WORK TO BE COMPLETED — Please count the lines in the listing below where the word "Director" appears. Give the number only.

INFORMATION PROVIDED —
===

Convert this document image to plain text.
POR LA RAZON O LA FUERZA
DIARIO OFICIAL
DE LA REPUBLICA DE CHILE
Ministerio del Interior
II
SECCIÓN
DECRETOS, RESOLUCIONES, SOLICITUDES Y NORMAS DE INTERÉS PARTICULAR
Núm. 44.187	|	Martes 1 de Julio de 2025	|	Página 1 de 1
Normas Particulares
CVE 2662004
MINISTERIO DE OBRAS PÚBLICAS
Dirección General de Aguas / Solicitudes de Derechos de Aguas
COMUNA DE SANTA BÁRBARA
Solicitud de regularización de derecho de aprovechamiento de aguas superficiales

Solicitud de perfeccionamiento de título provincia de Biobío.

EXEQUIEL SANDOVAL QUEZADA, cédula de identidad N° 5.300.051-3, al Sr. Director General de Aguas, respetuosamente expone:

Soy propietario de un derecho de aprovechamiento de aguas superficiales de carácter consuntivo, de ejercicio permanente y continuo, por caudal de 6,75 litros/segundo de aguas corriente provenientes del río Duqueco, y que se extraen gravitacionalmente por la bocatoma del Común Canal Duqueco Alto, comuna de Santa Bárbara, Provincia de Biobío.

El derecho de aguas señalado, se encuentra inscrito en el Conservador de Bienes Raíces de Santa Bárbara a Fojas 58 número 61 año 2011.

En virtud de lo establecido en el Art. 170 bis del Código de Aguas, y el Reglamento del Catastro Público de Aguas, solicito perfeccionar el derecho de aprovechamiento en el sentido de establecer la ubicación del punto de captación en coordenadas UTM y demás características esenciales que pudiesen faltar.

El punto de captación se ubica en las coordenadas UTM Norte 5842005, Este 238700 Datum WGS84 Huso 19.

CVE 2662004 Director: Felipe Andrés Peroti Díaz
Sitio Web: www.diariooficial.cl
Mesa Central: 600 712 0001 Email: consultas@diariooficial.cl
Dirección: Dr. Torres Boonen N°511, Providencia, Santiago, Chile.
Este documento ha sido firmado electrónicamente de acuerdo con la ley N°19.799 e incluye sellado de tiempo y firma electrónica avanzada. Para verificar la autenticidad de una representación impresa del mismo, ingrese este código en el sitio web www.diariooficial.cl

===

THE REPLY — 2